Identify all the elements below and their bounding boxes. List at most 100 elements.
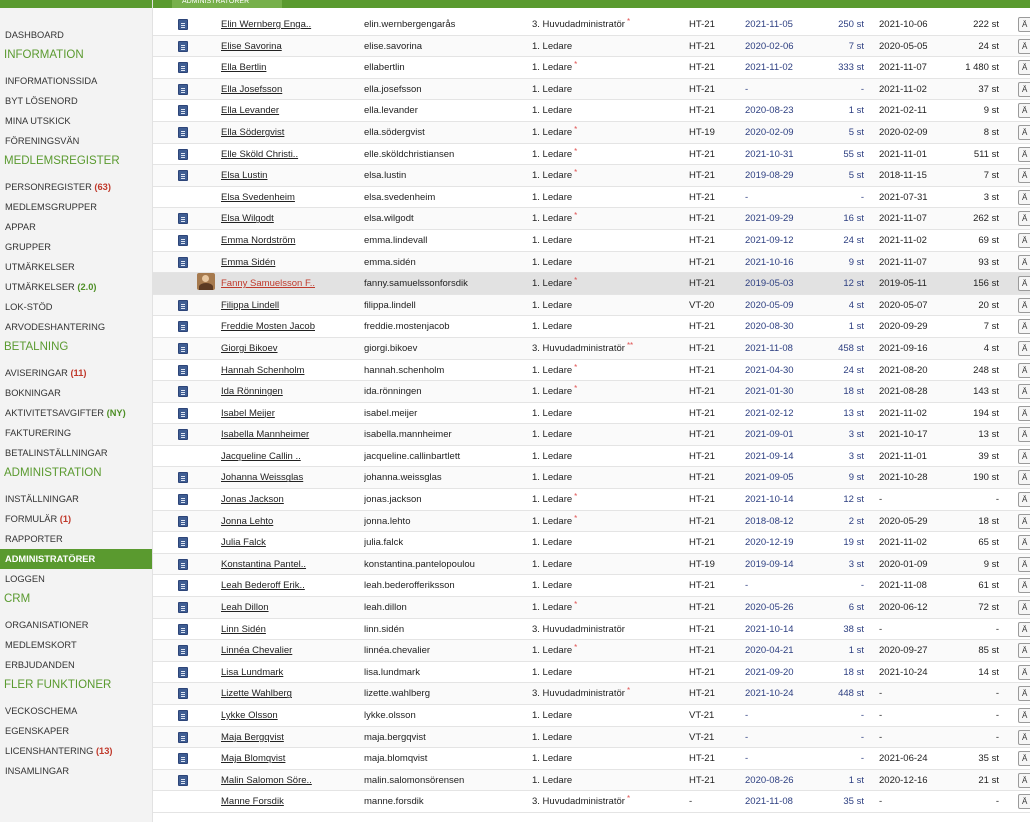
member-name-link[interactable]: Lizette Wahlberg	[221, 683, 349, 704]
row-action-button[interactable]: Ä	[1018, 384, 1030, 400]
member-name-link[interactable]: Jonna Lehto	[221, 511, 349, 532]
sidebar-item-bokningar[interactable]: Bokningar	[0, 383, 152, 403]
sidebar-item-lok-stod[interactable]: LOK-stöd	[0, 297, 152, 317]
row-action-button[interactable]: Ä	[1018, 17, 1030, 32]
member-name-link[interactable]: Konstantina Pantel..	[221, 554, 349, 575]
row-action-button[interactable]: Ä	[1018, 470, 1030, 486]
row-action-button[interactable]: Ä	[1018, 427, 1030, 443]
sidebar-item-aktivitetsavgifter[interactable]: Aktivitetsavgifter (NY)	[0, 403, 152, 423]
member-name-link[interactable]: Ella Bertlin	[221, 57, 349, 78]
sidebar-item-betalinstallningar[interactable]: Betalinställningar	[0, 443, 152, 463]
row-action-button[interactable]: Ä	[1018, 189, 1030, 205]
member-name-link[interactable]: Lykke Olsson	[221, 705, 349, 726]
row-action-button[interactable]: Ä	[1018, 405, 1030, 421]
row-action-button[interactable]: Ä	[1018, 211, 1030, 227]
row-action-button[interactable]: Ä	[1018, 60, 1030, 76]
sidebar-item-mina-utskick[interactable]: Mina utskick	[0, 111, 152, 131]
row-action-button[interactable]: Ä	[1018, 276, 1030, 292]
member-name-link[interactable]: Elin Wernberg Enga..	[221, 14, 349, 35]
member-name-link[interactable]: Filippa Lindell	[221, 295, 349, 316]
sidebar-item-licenshantering[interactable]: Licenshantering (13)	[0, 741, 152, 761]
row-action-button[interactable]: Ä	[1018, 448, 1030, 464]
member-name-link[interactable]: Elise Savorina	[221, 36, 349, 57]
member-name-link[interactable]: Isabel Meijer	[221, 403, 349, 424]
sidebar-item-utmarkelser[interactable]: Utmärkelser (2.0)	[0, 277, 152, 297]
row-action-button[interactable]: Ä	[1018, 513, 1030, 529]
member-name-link[interactable]: Freddie Mosten Jacob	[221, 316, 349, 337]
member-name-link[interactable]: Julia Falck	[221, 532, 349, 553]
row-action-button[interactable]: Ä	[1018, 168, 1030, 184]
row-action-button[interactable]: Ä	[1018, 664, 1030, 680]
sidebar-item-rapporter[interactable]: Rapporter	[0, 529, 152, 549]
member-name-link[interactable]: Johanna Weissglas	[221, 467, 349, 488]
row-action-button[interactable]: Ä	[1018, 794, 1030, 810]
row-action-button[interactable]: Ä	[1018, 319, 1030, 335]
sidebar-item-personregister[interactable]: Personregister (63)	[0, 177, 152, 197]
sidebar-item-byt-losenord[interactable]: Byt lösenord	[0, 91, 152, 111]
member-name-link[interactable]: Giorgi Bikoev	[221, 338, 349, 359]
member-name-link[interactable]: Maja Bergqvist	[221, 727, 349, 748]
member-name-link[interactable]: Elsa Wilgodt	[221, 208, 349, 229]
member-name-link[interactable]: Ella Södergvist	[221, 122, 349, 143]
tab-administratorer[interactable]: Administratörer	[172, 0, 282, 8]
member-name-link[interactable]: Ella Levander	[221, 100, 349, 121]
sidebar-item-loggen[interactable]: Loggen	[0, 569, 152, 589]
row-action-button[interactable]: Ä	[1018, 254, 1030, 270]
row-action-button[interactable]: Ä	[1018, 708, 1030, 723]
member-name-link[interactable]: Isabella Mannheimer	[221, 424, 349, 445]
sidebar-item-organisationer[interactable]: Organisationer	[0, 615, 152, 635]
member-name-link[interactable]: Elsa Svedenheim	[221, 187, 349, 208]
member-name-link[interactable]: Maja Blomqvist	[221, 748, 349, 769]
member-name-link[interactable]: Linn Sidén	[221, 619, 349, 640]
row-action-button[interactable]: Ä	[1018, 492, 1030, 508]
sidebar-item-grupper[interactable]: Grupper	[0, 237, 152, 257]
row-action-button[interactable]: Ä	[1018, 124, 1030, 140]
sidebar-item-medlemsgrupper[interactable]: Medlemsgrupper	[0, 197, 152, 217]
sidebar-item-appar[interactable]: Appar	[0, 217, 152, 237]
sidebar-item-fakturering[interactable]: Fakturering	[0, 423, 152, 443]
sidebar-item-informationssida[interactable]: Informationssida	[0, 71, 152, 91]
sidebar-item-utmarkelser[interactable]: Utmärkelser	[0, 257, 152, 277]
member-name-link[interactable]: Emma Sidén	[221, 252, 349, 273]
row-action-button[interactable]: Ä	[1018, 232, 1030, 248]
row-action-button[interactable]: Ä	[1018, 146, 1030, 162]
sidebar-item-formular[interactable]: Formulär (1)	[0, 509, 152, 529]
row-action-button[interactable]: Ä	[1018, 751, 1030, 767]
row-action-button[interactable]: Ä	[1018, 362, 1030, 378]
member-name-link[interactable]: Ida Rönningen	[221, 381, 349, 402]
row-action-button[interactable]: Ä	[1018, 600, 1030, 616]
member-name-link[interactable]: Jacqueline Callin ..	[221, 446, 349, 467]
member-name-link[interactable]: Hannah Schenholm	[221, 360, 349, 381]
member-name-link[interactable]: Emma Nordström	[221, 230, 349, 251]
row-action-button[interactable]: Ä	[1018, 81, 1030, 97]
member-name-link[interactable]: Linnéa Chevalier	[221, 640, 349, 661]
row-action-button[interactable]: Ä	[1018, 621, 1030, 637]
member-name-link[interactable]: Manne Forsdik	[221, 791, 349, 812]
sidebar-item-insamlingar[interactable]: Insamlingar	[0, 761, 152, 781]
sidebar-item-foreningsvan[interactable]: Föreningsvän	[0, 131, 152, 151]
sidebar-item-egenskaper[interactable]: Egenskaper	[0, 721, 152, 741]
row-action-button[interactable]: Ä	[1018, 686, 1030, 702]
member-name-link[interactable]: Elle Sköld Christi..	[221, 144, 349, 165]
member-name-link[interactable]: Leah Dillon	[221, 597, 349, 618]
member-name-link[interactable]: Ella Josefsson	[221, 79, 349, 100]
sidebar-item-veckoschema[interactable]: Veckoschema	[0, 701, 152, 721]
row-action-button[interactable]: Ä	[1018, 643, 1030, 659]
row-action-button[interactable]: Ä	[1018, 38, 1030, 54]
sidebar-item-erbjudanden[interactable]: Erbjudanden	[0, 655, 152, 675]
sidebar-item-arvodeshantering[interactable]: Arvodeshantering	[0, 317, 152, 337]
row-action-button[interactable]: Ä	[1018, 772, 1030, 788]
row-action-button[interactable]: Ä	[1018, 729, 1030, 745]
member-name-link[interactable]: Leah Bederoff Erik..	[221, 575, 349, 596]
member-name-link[interactable]: Fanny Samuelsson F..	[221, 273, 349, 294]
row-action-button[interactable]: Ä	[1018, 340, 1030, 356]
sidebar-item-administratorer[interactable]: Administratörer	[0, 549, 152, 569]
member-name-link[interactable]: Malin Salomon Söre..	[221, 770, 349, 791]
row-action-button[interactable]: Ä	[1018, 535, 1030, 551]
row-action-button[interactable]: Ä	[1018, 103, 1030, 119]
sidebar-item-dashboard[interactable]: Dashboard	[0, 25, 152, 45]
member-name-link[interactable]: Jonas Jackson	[221, 489, 349, 510]
member-name-link[interactable]: Lisa Lundmark	[221, 662, 349, 683]
row-action-button[interactable]: Ä	[1018, 578, 1030, 594]
row-action-button[interactable]: Ä	[1018, 556, 1030, 572]
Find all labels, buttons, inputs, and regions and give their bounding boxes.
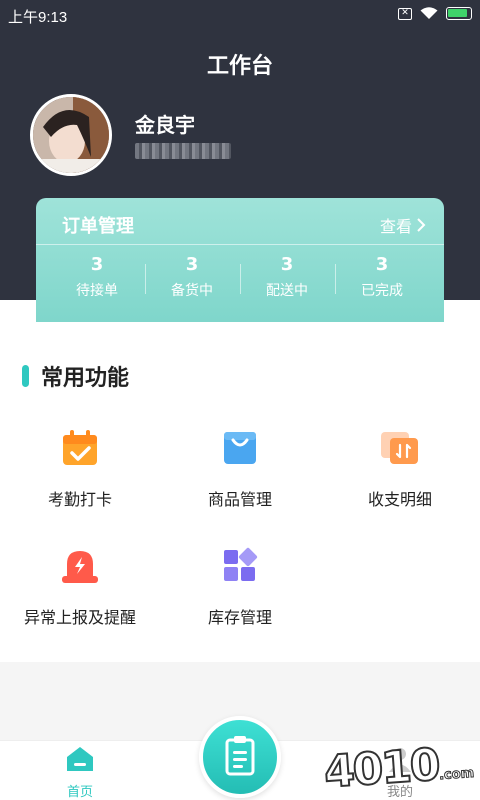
tab-label: 首页 [66, 785, 93, 800]
status-time: 上午9:13 [8, 9, 68, 26]
stat-pending[interactable]: 3 待接单 [49, 254, 145, 300]
card-transfer-icon [380, 428, 420, 468]
func-label: 库存管理 [207, 608, 272, 627]
func-exception-report[interactable]: 异常上报及提醒 [0, 546, 160, 628]
func-label: 收支明细 [367, 490, 432, 509]
stat-delivering[interactable]: 3 配送中 [239, 254, 335, 300]
home-icon [67, 747, 93, 771]
status-bar: 上午9:13 ✕ [0, 0, 480, 30]
stat-label: 备货中 [171, 283, 213, 299]
order-view-label: 查看 [379, 217, 412, 236]
user-name: 金良宇 [135, 113, 195, 137]
order-card: 订单管理 查看 3 待接单 3 备货中 3 配送中 3 已完成 [36, 198, 444, 322]
func-label: 商品管理 [207, 490, 272, 509]
func-label: 异常上报及提醒 [23, 608, 136, 627]
section-title-text: 常用功能 [41, 366, 130, 391]
user-phone: 13870355690 [135, 143, 231, 159]
section-title: 常用功能 [22, 360, 129, 392]
page-title: 工作台 [206, 53, 273, 78]
order-card-divider [36, 244, 444, 245]
alarm-light-icon [60, 546, 100, 586]
stat-count: 3 [280, 254, 294, 275]
stat-label: 配送中 [266, 283, 308, 299]
stat-preparing[interactable]: 3 备货中 [144, 254, 240, 300]
clipboard-icon [225, 736, 255, 776]
battery-icon [446, 7, 472, 20]
order-view-link[interactable]: 查看 [380, 213, 426, 237]
func-income-expense[interactable]: 收支明细 [320, 428, 480, 510]
stat-count: 3 [375, 254, 389, 275]
func-label: 考勤打卡 [47, 490, 112, 509]
func-products[interactable]: 商品管理 [160, 428, 320, 510]
wifi-icon [420, 7, 438, 19]
watermark-suffix: .com [439, 765, 476, 784]
no-sim-icon: ✕ [398, 7, 412, 20]
grid-blocks-icon [220, 546, 260, 586]
stat-count: 3 [90, 254, 104, 275]
chevron-right-icon [417, 218, 426, 232]
tab-home[interactable]: 首页 [40, 741, 120, 800]
shopping-bag-icon [220, 428, 260, 468]
order-card-title: 订单管理 [62, 216, 134, 237]
watermark-logo: 4010.com [322, 737, 476, 799]
stat-label: 已完成 [361, 283, 403, 299]
stat-count: 3 [185, 254, 199, 275]
center-action-button[interactable] [199, 716, 281, 798]
func-attendance[interactable]: 考勤打卡 [0, 428, 160, 510]
stat-label: 待接单 [76, 283, 118, 299]
avatar[interactable] [30, 94, 112, 176]
watermark-text: 4010 [322, 738, 442, 799]
stat-completed[interactable]: 3 已完成 [334, 254, 430, 300]
func-inventory[interactable]: 库存管理 [160, 546, 320, 628]
calendar-check-icon [60, 428, 100, 468]
section-accent-bar [22, 365, 29, 387]
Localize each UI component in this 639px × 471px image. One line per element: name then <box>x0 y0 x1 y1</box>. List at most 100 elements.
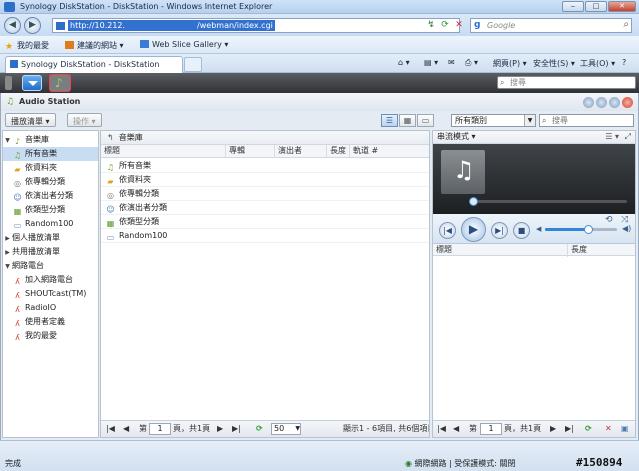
first-page-button[interactable]: |◀ <box>106 424 115 434</box>
column-header[interactable]: 軌道 # <box>349 145 429 158</box>
stop-icon[interactable]: ✕ <box>452 18 466 33</box>
breadcrumb-library[interactable]: 音樂庫 <box>119 133 143 142</box>
volume-slider[interactable] <box>545 225 617 234</box>
repeat-icon[interactable]: ⟲ <box>605 215 613 225</box>
new-tab-button[interactable] <box>184 57 202 72</box>
browser-search-input[interactable]: g Google ⌕ <box>470 18 632 33</box>
list-view-button[interactable]: ☰ <box>381 114 398 127</box>
sidebar-item[interactable]: ◎ 依專輯分類 <box>3 175 98 189</box>
list-item[interactable]: ♫ 所有音樂 <box>101 159 429 173</box>
sidebar-item[interactable]: ♫ 所有音樂 <box>3 147 98 161</box>
expand-icon[interactable]: ▶ <box>3 246 12 260</box>
delete-icon[interactable]: ✕ <box>605 424 612 434</box>
page-size-select[interactable]: 50 ▼ <box>271 423 301 435</box>
column-header[interactable]: 演出者 <box>274 145 326 158</box>
list-item[interactable]: ▭ Random100 <box>101 229 429 243</box>
search-magnifier-icon[interactable]: ⌕ <box>623 19 629 30</box>
page-number-input[interactable]: 1 <box>149 423 171 435</box>
progress-slider[interactable] <box>469 197 627 206</box>
play-button[interactable]: ▶ <box>461 217 486 242</box>
refresh-icon[interactable]: ⟳ <box>438 18 452 33</box>
mail-icon[interactable]: ✉ <box>448 58 455 67</box>
next-page-button[interactable]: ▶ <box>550 424 556 434</box>
diskstation-search-input[interactable]: ⌕ 搜尋 <box>497 76 636 89</box>
sidebar-item[interactable]: ʎ 加入網路電台 <box>3 273 98 287</box>
print-icon[interactable]: ⎙ ▾ <box>465 58 478 68</box>
list-item[interactable]: ▦ 依類型分類 <box>101 215 429 229</box>
forward-button[interactable]: ▶ <box>24 17 41 34</box>
favorites-button[interactable]: ★ 我的最愛 <box>5 40 49 52</box>
sidebar-item[interactable]: ▭ Random100 <box>3 217 98 231</box>
stream-mode-menu[interactable]: 串流模式 ▾ <box>437 132 476 141</box>
previous-track-button[interactable]: |◀ <box>439 222 456 239</box>
next-page-button[interactable]: ▶ <box>217 424 223 434</box>
action-button[interactable]: 操作 ▾ <box>67 113 102 127</box>
column-header[interactable]: 長度 <box>326 145 349 158</box>
minimize-window-button[interactable] <box>596 97 607 108</box>
taskbar-grip[interactable] <box>5 76 12 90</box>
collapse-icon[interactable]: ▼ <box>3 260 12 274</box>
next-track-button[interactable]: ▶| <box>491 222 508 239</box>
list-item[interactable]: ◎ 依專輯分類 <box>101 187 429 201</box>
expand-icon[interactable]: ▶ <box>3 232 12 246</box>
maximize-window-button[interactable] <box>609 97 620 108</box>
sidebar-item[interactable]: ☺ 依演出者分類 <box>3 189 98 203</box>
maximize-button[interactable]: □ <box>585 1 607 12</box>
column-header[interactable]: 標題 <box>101 145 225 158</box>
sidebar-item[interactable]: ▼ ♪ 音樂庫 <box>3 133 98 148</box>
cover-view-button[interactable]: ▭ <box>417 114 434 127</box>
sidebar-item[interactable]: ʎ 我的最愛 <box>3 329 98 343</box>
last-page-button[interactable]: ▶| <box>565 424 574 434</box>
first-page-button[interactable]: |◀ <box>437 424 446 434</box>
stop-button[interactable]: ■ <box>513 222 530 239</box>
security-zone[interactable]: ◉ 網際網路 | 受保護模式: 關閉 <box>405 458 516 469</box>
help-button[interactable] <box>583 97 594 108</box>
save-playlist-icon[interactable]: ▣ <box>621 424 629 434</box>
page-number-input[interactable]: 1 <box>480 423 502 435</box>
web-slice-gallery-link[interactable]: Web Slice Gallery ▾ <box>140 40 228 49</box>
expand-icon[interactable]: ⤢ <box>625 131 631 143</box>
suggested-sites-link[interactable]: 建議的網站 ▾ <box>65 40 124 51</box>
safety-menu[interactable]: 安全性(S) ▾ <box>533 58 575 69</box>
tools-menu[interactable]: 工具(O) ▾ <box>580 58 615 69</box>
music-search-input[interactable]: ⌕ 搜尋 <box>539 114 634 127</box>
address-field[interactable]: http://10.212. /webman/index.cgi <box>52 18 460 33</box>
sidebar-item[interactable]: ▶ 共用播放清單 <box>3 245 98 260</box>
address-url[interactable]: http://10.212. /webman/index.cgi <box>68 20 275 31</box>
sidebar-item[interactable]: ▼ 網路電台 <box>3 259 98 274</box>
sidebar-item[interactable]: ▰ 依資料夾 <box>3 161 98 175</box>
compat-view-icon[interactable]: ↯ <box>424 18 438 33</box>
prev-page-button[interactable]: ◀ <box>123 424 129 434</box>
playlist-menu-icon[interactable]: ☰ ▾ <box>605 131 619 143</box>
column-header[interactable]: 標題 <box>433 244 567 257</box>
collapse-icon[interactable]: ▼ <box>3 134 12 148</box>
column-header[interactable]: 長度 <box>567 244 635 257</box>
sidebar-item[interactable]: ʎ 使用者定義 <box>3 315 98 329</box>
list-item[interactable]: ▰ 依資料夾 <box>101 173 429 187</box>
sidebar-item[interactable]: ʎ RadioIO <box>3 301 98 315</box>
home-icon[interactable]: ⌂ ▾ <box>398 58 410 67</box>
close-window-button[interactable]: ✕ <box>608 1 636 12</box>
feeds-icon[interactable]: ▤ ▾ <box>424 58 438 67</box>
volume-down-icon[interactable]: ◀ <box>536 225 541 233</box>
tab-diskstation[interactable]: Synology DiskStation - DiskStation <box>5 56 183 73</box>
list-item[interactable]: ☺ 依演出者分類 <box>101 201 429 215</box>
volume-knob[interactable] <box>584 225 594 234</box>
sidebar-item[interactable]: ▶ 個人播放清單 <box>3 231 98 246</box>
refresh-icon[interactable]: ⟳ <box>256 424 263 434</box>
refresh-icon[interactable]: ⟳ <box>585 424 592 434</box>
volume-up-icon[interactable]: ◀) <box>622 224 631 233</box>
window-header[interactable]: ♫ Audio Station <box>1 93 638 111</box>
sidebar-item[interactable]: ▦ 依類型分類 <box>3 203 98 217</box>
last-page-button[interactable]: ▶| <box>232 424 241 434</box>
sidebar-item[interactable]: ʎ SHOUTcast(TM) <box>3 287 98 301</box>
column-header[interactable]: 專輯 <box>225 145 274 158</box>
help-icon[interactable]: ? <box>622 58 626 67</box>
back-button[interactable]: ◀ <box>4 17 21 34</box>
progress-knob[interactable] <box>469 197 478 206</box>
playlist-button[interactable]: 播放清單 ▾ <box>5 113 56 127</box>
page-menu[interactable]: 網頁(P) ▾ <box>493 58 527 69</box>
up-folder-icon[interactable]: ↰ <box>107 133 114 142</box>
minimize-button[interactable]: ‒ <box>562 1 584 12</box>
close-app-button[interactable] <box>622 97 633 108</box>
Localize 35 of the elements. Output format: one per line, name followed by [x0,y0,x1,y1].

Instructions for the task =>
Print the lines of the items exactly as they appear, beginning at the line that contains "tab-label: 首页 [66, 785, 93, 800]" and stopping after the line that contains "order-card: 订单管理 查看".

Correct result =>
tab-label: 首页 [66, 785, 93, 800]
status-time: 上午9:13 [8, 9, 68, 26]
stat-pending[interactable]: 3 待接单 [49, 254, 145, 300]
card-transfer-icon [380, 428, 420, 468]
func-label: 库存管理 [207, 608, 272, 627]
func-exception-report[interactable]: 异常上报及提醒 [0, 546, 160, 628]
func-label: 收支明细 [367, 490, 432, 509]
stat-delivering[interactable]: 3 配送中 [239, 254, 335, 300]
home-icon [67, 747, 93, 771]
status-bar: 上午9:13 ✕ [0, 0, 480, 30]
stat-label: 备货中 [171, 283, 213, 299]
order-view-label: 查看 [379, 217, 412, 236]
user-name: 金良宇 [135, 113, 195, 137]
order-card: 订单管理 查看 3 待接单 3 备货中 3 配送中 3 已完成 [36, 198, 444, 322]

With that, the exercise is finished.